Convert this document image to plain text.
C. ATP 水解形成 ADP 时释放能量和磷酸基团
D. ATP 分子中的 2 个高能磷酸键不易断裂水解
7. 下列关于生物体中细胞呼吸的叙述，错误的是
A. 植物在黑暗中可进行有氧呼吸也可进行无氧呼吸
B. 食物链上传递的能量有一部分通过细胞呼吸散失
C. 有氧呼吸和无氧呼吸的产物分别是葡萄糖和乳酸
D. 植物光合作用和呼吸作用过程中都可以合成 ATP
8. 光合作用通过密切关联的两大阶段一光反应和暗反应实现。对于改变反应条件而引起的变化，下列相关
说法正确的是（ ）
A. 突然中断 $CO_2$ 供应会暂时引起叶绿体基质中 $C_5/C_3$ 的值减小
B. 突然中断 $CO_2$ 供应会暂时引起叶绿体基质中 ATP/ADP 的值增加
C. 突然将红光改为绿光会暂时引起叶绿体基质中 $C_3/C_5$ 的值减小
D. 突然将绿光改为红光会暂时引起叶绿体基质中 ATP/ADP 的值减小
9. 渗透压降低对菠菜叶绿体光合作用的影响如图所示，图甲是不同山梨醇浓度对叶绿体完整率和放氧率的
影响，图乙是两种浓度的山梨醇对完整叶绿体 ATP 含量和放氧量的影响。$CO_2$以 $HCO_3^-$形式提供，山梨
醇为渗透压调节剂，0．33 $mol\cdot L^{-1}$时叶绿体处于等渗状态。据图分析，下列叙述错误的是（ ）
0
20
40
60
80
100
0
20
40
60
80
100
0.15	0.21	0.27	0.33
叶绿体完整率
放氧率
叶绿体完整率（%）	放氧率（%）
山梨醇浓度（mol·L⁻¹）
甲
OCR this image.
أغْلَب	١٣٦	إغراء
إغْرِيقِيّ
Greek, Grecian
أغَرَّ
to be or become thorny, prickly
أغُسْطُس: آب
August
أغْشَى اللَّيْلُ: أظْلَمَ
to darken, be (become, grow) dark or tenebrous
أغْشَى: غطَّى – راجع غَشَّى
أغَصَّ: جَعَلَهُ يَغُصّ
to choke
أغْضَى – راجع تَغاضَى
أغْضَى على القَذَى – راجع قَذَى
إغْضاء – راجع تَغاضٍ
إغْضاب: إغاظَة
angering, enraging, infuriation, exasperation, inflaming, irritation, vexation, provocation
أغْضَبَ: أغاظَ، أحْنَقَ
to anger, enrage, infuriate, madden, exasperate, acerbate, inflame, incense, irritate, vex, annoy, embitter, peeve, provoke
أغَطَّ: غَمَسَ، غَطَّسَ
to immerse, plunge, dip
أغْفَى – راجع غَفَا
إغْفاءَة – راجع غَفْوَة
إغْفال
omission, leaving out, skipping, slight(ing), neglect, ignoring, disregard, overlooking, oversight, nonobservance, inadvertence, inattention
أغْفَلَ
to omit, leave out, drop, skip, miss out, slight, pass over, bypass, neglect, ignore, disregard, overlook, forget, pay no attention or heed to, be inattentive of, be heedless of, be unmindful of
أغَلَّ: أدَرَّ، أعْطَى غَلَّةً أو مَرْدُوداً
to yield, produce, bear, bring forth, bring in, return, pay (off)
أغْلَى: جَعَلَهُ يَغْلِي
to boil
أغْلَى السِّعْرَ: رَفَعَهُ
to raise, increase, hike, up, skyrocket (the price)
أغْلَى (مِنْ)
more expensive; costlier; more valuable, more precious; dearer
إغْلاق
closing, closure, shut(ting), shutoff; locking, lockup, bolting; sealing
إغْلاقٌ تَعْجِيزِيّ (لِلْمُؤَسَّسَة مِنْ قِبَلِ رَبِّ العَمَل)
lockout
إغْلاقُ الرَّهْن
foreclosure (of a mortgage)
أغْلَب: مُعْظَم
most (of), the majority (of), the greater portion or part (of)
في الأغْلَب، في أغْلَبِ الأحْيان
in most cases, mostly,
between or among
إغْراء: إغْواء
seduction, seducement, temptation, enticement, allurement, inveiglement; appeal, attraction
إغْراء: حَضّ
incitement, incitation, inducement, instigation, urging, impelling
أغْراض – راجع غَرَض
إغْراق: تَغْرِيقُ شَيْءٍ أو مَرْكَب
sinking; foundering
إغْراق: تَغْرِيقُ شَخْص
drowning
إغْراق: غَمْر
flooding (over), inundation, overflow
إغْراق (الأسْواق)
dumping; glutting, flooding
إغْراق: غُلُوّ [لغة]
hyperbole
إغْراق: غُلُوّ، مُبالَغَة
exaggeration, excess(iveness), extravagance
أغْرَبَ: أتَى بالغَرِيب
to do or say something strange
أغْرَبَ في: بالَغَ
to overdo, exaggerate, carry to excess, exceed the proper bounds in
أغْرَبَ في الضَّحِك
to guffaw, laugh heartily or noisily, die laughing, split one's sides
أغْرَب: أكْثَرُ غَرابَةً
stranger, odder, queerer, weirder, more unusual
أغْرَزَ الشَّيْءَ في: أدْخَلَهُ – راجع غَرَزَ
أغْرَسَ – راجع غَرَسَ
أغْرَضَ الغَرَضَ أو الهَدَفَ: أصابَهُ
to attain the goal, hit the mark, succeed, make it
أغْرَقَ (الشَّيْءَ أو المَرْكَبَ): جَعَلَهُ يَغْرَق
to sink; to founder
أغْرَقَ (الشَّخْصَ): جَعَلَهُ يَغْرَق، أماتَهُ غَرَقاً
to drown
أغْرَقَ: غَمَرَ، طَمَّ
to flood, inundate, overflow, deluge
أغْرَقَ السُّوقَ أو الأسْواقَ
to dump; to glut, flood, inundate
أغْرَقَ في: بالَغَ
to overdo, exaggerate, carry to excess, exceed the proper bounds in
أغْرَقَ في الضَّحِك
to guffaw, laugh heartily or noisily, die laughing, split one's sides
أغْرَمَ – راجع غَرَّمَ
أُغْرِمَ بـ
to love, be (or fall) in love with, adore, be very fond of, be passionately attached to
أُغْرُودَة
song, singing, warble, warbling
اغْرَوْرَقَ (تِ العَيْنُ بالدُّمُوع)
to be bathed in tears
**********
Set problem: Only the number is needed: state how many lines in the listing contain "راجع".

Result for this task: 10